Copy the entries from the line with "Localize each UI" to the line with "- update-button[interactable]: Update: [1024, 250, 1076, 273]", swapping "interactable" for "clickable" and keeping everything else the same. Omit the pictures.

*** GIVEN INFORMATION

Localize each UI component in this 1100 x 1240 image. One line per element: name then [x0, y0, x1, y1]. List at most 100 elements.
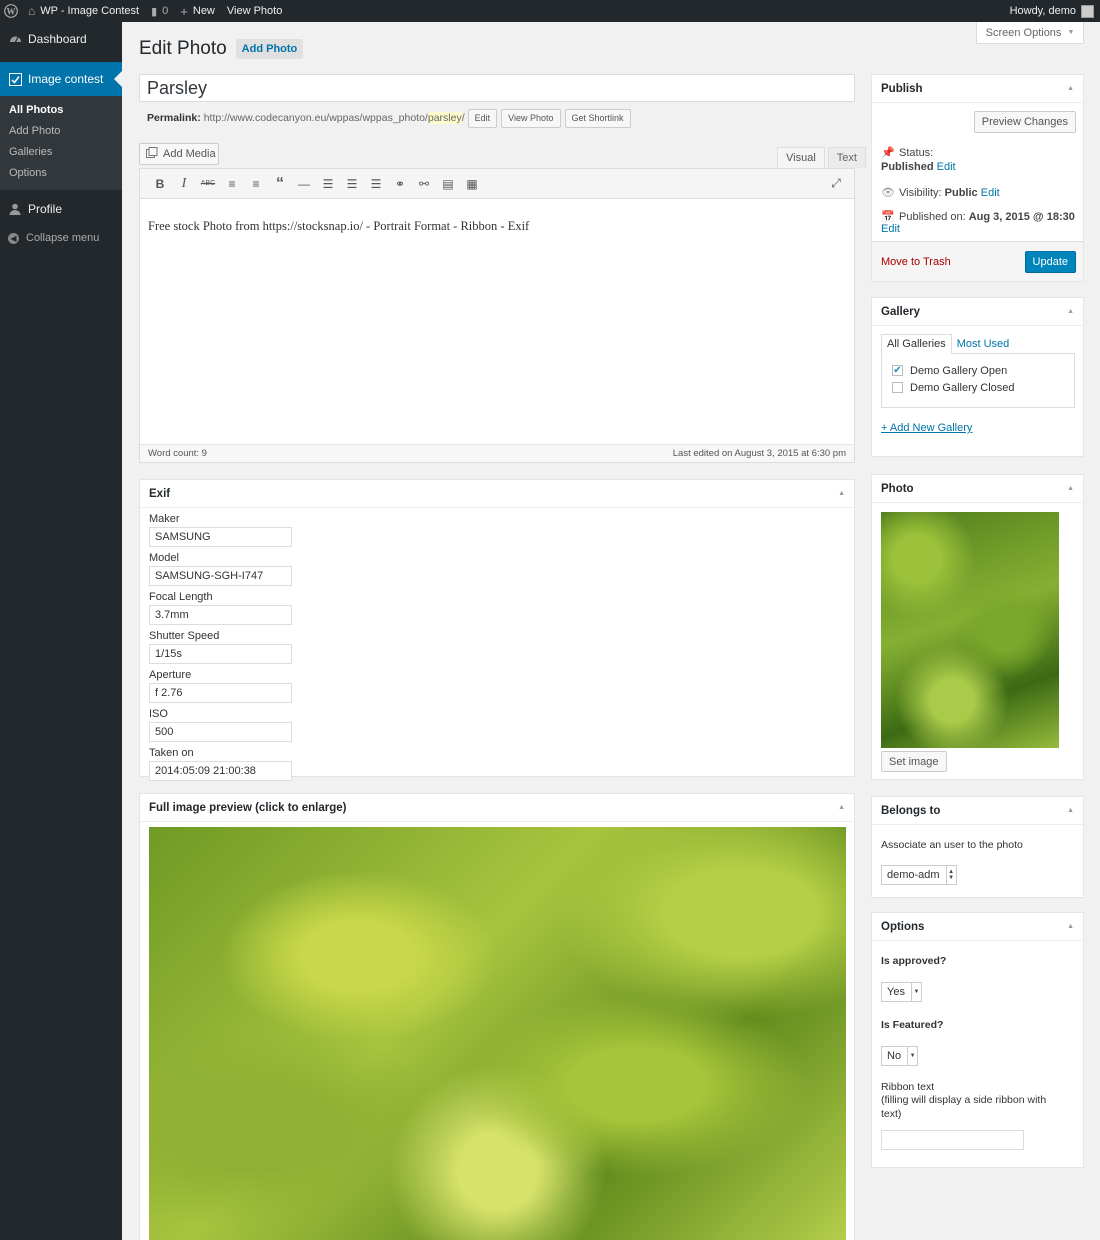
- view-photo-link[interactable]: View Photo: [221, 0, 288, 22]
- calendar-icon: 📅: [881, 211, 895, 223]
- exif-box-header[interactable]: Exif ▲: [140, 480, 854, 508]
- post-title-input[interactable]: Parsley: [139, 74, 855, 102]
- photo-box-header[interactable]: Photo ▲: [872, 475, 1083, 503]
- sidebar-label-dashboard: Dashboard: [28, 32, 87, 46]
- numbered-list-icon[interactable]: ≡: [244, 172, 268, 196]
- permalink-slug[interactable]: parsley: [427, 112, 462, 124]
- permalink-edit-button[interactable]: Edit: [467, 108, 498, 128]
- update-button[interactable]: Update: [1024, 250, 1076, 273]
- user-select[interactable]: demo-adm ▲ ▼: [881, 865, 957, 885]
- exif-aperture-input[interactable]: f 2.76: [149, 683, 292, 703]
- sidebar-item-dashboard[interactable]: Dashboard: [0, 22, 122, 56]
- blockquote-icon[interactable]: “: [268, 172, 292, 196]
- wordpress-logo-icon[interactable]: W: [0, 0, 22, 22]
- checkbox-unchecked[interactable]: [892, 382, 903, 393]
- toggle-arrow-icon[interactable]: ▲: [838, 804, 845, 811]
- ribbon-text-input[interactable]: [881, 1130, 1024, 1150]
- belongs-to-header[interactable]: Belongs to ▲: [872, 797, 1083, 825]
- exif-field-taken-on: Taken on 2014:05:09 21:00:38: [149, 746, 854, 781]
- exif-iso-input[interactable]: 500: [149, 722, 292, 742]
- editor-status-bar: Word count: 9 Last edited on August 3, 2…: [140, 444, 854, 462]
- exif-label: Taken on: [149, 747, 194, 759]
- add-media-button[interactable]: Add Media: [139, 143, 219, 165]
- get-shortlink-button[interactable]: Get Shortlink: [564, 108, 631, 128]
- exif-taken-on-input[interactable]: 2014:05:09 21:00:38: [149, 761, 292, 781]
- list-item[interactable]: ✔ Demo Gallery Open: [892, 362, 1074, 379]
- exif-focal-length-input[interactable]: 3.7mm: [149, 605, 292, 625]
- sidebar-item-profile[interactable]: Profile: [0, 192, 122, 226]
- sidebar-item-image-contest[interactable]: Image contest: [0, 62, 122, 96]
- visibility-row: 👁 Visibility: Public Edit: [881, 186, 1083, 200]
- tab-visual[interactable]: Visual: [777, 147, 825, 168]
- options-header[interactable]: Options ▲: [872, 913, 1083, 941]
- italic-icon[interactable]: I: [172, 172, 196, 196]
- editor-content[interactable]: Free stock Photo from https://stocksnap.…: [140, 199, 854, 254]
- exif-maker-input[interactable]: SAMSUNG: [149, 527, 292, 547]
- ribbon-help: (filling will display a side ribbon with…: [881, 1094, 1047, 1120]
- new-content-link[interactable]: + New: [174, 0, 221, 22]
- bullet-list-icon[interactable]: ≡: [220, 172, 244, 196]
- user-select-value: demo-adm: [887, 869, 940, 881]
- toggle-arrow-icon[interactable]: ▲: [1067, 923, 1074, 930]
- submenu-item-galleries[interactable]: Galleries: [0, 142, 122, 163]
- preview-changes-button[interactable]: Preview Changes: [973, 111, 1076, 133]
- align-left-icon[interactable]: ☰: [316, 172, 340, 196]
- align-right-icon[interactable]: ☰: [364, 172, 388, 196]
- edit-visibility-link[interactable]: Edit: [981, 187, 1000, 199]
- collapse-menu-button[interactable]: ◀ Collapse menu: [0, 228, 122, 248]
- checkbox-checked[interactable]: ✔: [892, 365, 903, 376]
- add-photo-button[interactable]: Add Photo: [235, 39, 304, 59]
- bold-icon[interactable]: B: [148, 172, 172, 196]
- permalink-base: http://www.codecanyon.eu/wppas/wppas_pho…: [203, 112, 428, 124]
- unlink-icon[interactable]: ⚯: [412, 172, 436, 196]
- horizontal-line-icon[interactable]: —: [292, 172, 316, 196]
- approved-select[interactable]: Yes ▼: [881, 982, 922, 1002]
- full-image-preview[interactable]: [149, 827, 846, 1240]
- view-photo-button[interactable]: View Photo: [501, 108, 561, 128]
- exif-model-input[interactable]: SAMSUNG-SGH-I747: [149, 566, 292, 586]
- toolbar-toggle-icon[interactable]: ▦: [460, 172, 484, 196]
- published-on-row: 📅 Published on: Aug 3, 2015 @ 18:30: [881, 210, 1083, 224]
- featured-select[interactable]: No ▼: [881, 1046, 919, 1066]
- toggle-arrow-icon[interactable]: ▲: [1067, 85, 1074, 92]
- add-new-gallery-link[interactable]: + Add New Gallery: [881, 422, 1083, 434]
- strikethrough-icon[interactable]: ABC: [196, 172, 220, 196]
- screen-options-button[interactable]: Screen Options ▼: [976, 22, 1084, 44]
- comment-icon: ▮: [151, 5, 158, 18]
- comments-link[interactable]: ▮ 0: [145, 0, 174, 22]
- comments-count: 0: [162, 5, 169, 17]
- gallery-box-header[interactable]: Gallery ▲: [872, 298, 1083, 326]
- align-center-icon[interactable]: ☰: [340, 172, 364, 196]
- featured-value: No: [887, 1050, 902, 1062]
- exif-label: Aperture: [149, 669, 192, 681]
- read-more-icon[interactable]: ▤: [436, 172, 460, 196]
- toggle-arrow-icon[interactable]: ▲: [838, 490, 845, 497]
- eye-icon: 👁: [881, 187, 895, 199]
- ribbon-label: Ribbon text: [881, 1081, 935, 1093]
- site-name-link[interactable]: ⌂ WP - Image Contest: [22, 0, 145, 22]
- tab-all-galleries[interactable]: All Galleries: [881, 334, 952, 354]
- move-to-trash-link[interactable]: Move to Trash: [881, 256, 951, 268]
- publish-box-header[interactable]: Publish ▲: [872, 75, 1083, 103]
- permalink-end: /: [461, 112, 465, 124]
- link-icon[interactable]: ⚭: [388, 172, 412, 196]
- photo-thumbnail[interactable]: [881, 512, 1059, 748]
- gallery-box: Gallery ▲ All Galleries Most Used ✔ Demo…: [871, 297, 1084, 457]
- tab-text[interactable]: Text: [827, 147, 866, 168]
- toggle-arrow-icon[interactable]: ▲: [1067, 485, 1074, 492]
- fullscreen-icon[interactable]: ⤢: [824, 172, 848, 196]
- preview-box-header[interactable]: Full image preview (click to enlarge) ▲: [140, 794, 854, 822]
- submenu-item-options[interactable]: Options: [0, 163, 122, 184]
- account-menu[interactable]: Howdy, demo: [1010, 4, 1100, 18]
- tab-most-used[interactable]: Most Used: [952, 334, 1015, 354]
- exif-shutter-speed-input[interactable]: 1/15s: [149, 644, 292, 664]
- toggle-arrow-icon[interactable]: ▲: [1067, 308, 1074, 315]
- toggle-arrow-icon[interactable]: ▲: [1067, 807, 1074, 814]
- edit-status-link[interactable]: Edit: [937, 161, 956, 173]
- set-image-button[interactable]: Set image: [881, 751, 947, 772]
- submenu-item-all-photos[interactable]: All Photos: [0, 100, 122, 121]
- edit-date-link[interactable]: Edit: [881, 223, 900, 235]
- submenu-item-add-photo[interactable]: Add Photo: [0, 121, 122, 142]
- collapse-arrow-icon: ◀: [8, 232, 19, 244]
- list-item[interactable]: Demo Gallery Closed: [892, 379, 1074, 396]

******
*** GIVEN INFORMATION

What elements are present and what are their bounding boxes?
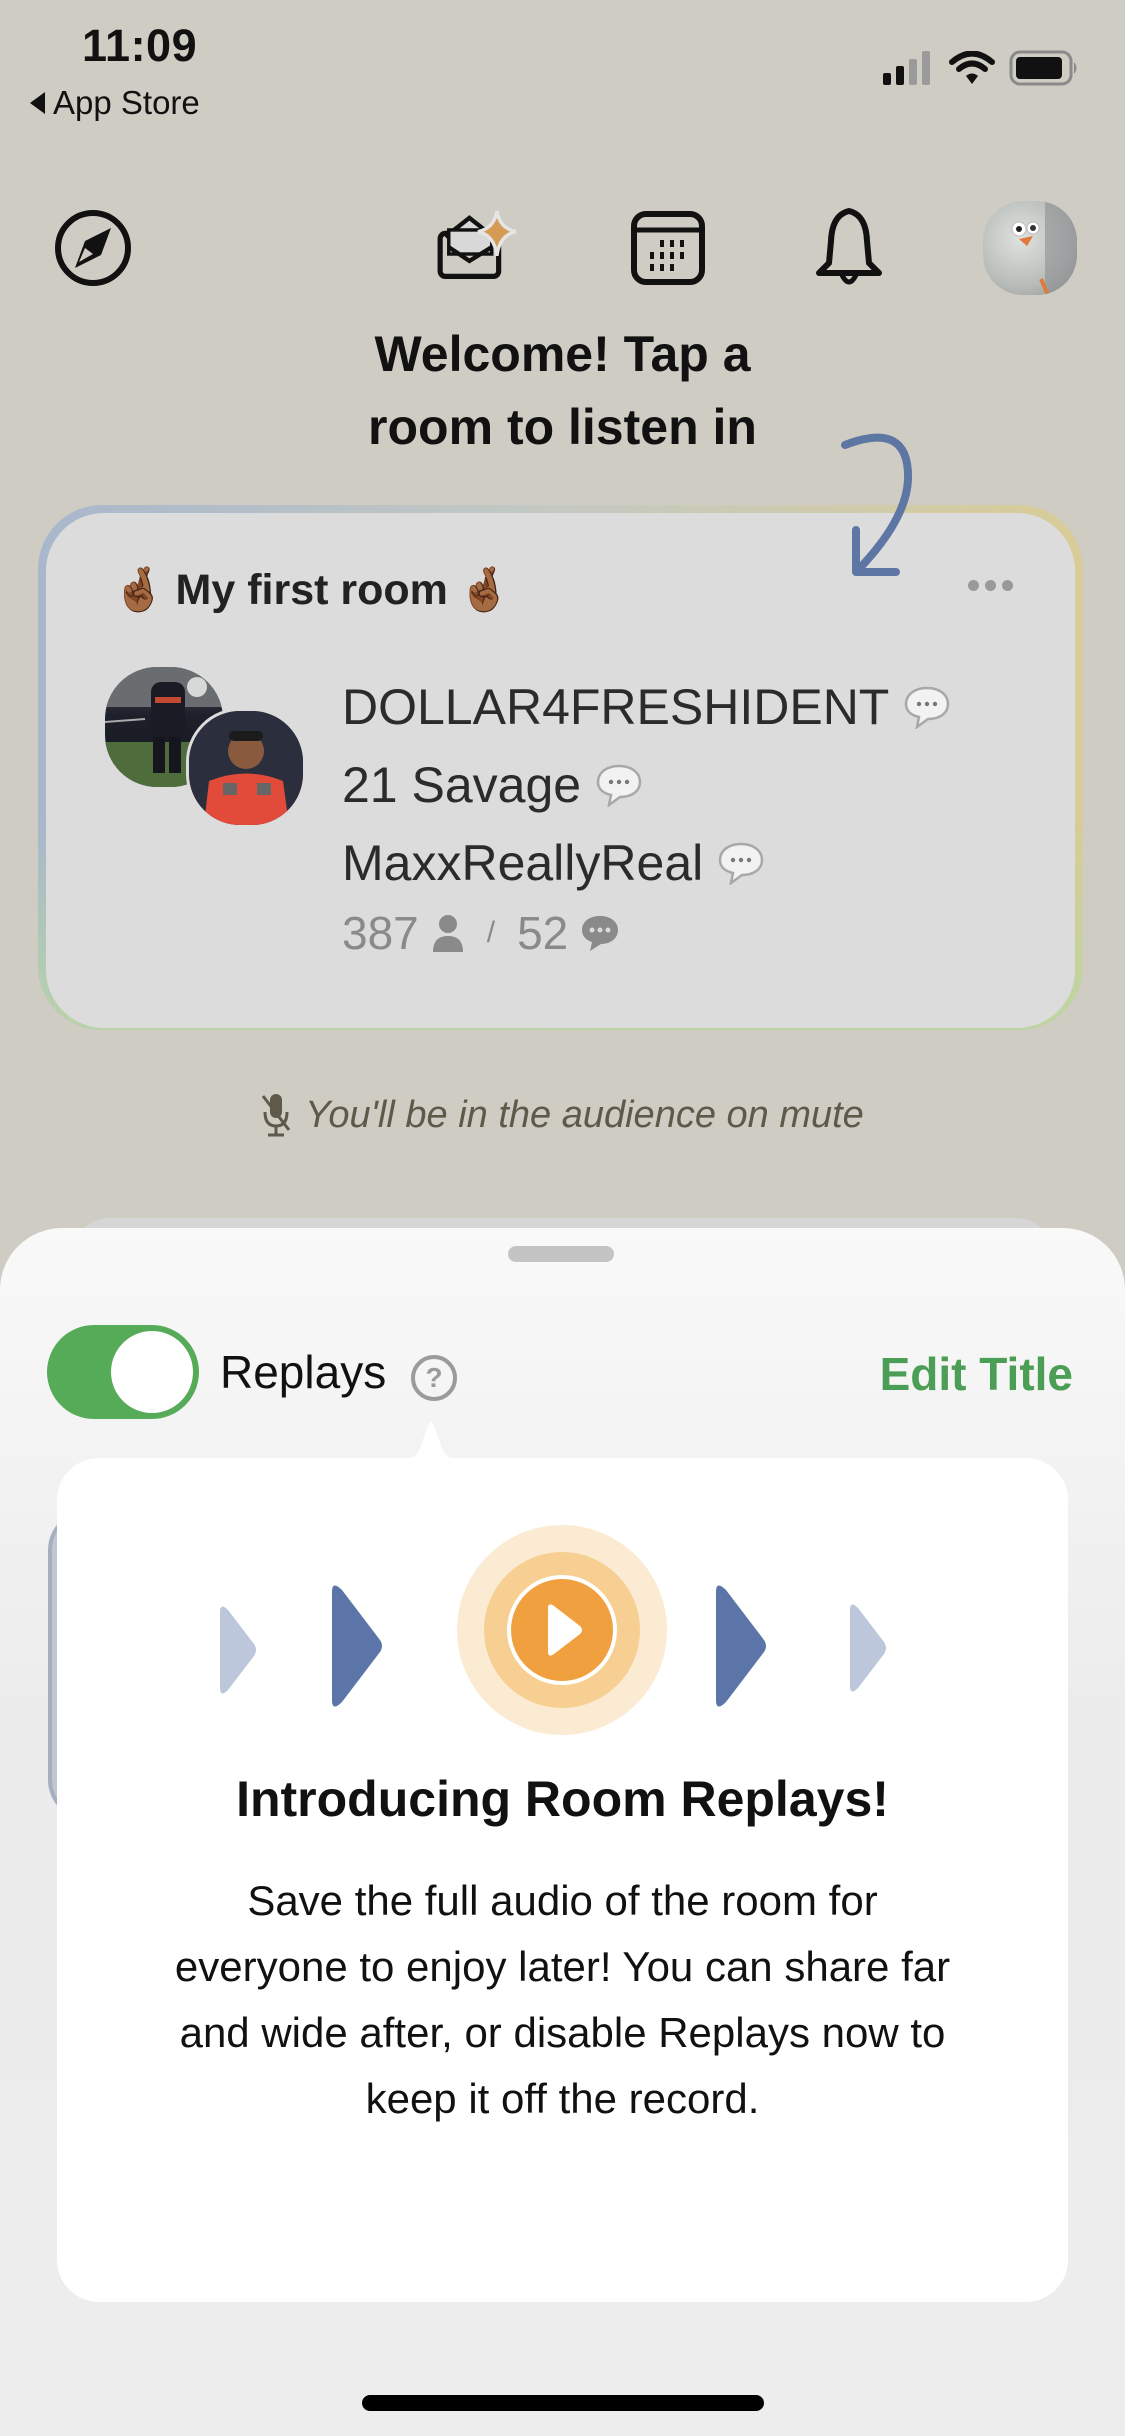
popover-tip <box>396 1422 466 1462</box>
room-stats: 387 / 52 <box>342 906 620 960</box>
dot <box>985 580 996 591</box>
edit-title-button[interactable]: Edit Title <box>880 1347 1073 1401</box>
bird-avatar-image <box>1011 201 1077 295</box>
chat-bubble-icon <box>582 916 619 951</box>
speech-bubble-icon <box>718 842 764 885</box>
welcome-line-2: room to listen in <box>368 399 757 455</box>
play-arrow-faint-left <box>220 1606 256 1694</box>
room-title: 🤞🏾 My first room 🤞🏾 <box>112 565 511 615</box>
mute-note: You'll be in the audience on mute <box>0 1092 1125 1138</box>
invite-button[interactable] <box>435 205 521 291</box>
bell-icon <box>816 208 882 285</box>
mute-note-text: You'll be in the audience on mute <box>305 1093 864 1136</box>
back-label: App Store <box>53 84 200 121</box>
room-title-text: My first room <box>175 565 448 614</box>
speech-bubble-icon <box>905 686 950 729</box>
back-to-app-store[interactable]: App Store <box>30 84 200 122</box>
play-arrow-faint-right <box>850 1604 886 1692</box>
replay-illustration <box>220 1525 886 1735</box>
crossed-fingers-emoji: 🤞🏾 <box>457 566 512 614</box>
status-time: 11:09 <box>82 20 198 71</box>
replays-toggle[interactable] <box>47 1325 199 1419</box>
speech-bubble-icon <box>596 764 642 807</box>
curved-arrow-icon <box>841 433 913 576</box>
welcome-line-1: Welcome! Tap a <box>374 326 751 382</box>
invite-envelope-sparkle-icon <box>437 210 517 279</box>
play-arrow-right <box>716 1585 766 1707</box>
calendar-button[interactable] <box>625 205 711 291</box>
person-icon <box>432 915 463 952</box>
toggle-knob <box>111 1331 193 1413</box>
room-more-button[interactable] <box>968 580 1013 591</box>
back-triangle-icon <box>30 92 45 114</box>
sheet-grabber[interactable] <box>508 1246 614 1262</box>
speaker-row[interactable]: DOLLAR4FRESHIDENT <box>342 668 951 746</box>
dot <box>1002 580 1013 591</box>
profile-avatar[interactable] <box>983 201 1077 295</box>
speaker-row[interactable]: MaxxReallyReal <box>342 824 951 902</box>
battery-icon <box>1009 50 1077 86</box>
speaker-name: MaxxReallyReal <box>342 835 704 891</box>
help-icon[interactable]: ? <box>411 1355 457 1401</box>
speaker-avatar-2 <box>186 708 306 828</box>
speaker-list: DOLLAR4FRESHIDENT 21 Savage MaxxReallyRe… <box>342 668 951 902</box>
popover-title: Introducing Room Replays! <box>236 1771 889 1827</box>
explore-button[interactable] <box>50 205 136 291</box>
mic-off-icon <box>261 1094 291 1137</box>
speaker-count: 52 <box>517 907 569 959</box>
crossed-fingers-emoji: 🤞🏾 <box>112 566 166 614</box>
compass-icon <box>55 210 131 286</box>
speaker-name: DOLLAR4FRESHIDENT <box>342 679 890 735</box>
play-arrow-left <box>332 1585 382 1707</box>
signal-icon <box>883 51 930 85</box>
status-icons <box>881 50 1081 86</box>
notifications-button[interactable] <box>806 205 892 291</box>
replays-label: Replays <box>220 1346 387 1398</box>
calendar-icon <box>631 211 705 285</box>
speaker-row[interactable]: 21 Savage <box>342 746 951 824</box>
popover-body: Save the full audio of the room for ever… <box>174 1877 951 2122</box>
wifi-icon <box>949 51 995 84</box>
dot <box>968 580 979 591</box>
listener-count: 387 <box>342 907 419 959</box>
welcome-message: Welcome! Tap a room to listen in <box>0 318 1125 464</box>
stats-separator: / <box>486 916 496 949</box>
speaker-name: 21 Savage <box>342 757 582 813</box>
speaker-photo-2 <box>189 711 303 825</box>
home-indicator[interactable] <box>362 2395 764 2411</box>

******
*** GIVEN INFORMATION

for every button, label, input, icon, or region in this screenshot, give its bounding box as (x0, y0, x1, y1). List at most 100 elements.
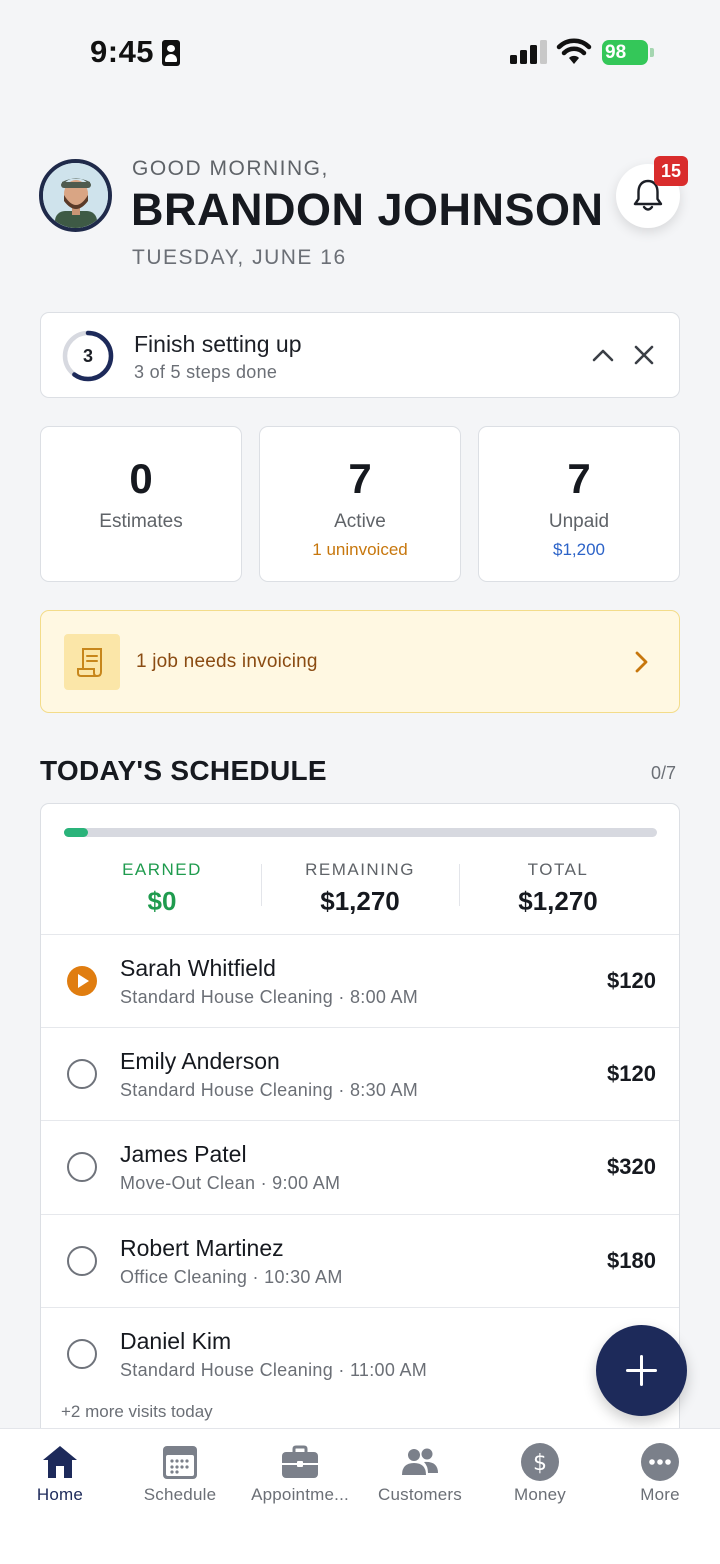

******

_RESPONSE TO THIS EXERCISE_
Localize each UI component in this 1100 x 1240 image. One line per element: name then [x0, y0, x1, y1]. List at most 100 elements.
- view-photo-link[clickable]: View Photo: [221, 0, 288, 22]
- calendar-icon: 📅: [881, 211, 895, 223]
- exif-box-header[clickable]: Exif ▲: [140, 480, 854, 508]
- post-title-input[clickable]: Parsley: [139, 74, 855, 102]
- photo-box-header[clickable]: Photo ▲: [872, 475, 1083, 503]
- sidebar-label-dashboard: Dashboard: [28, 32, 87, 46]
- numbered-list-icon[clickable]: ≡: [244, 172, 268, 196]
- permalink-slug[clickable]: parsley: [427, 112, 462, 124]
- permalink-edit-button[clickable]: Edit: [467, 108, 498, 128]
- update-button[clickable]: Update: [1024, 250, 1076, 273]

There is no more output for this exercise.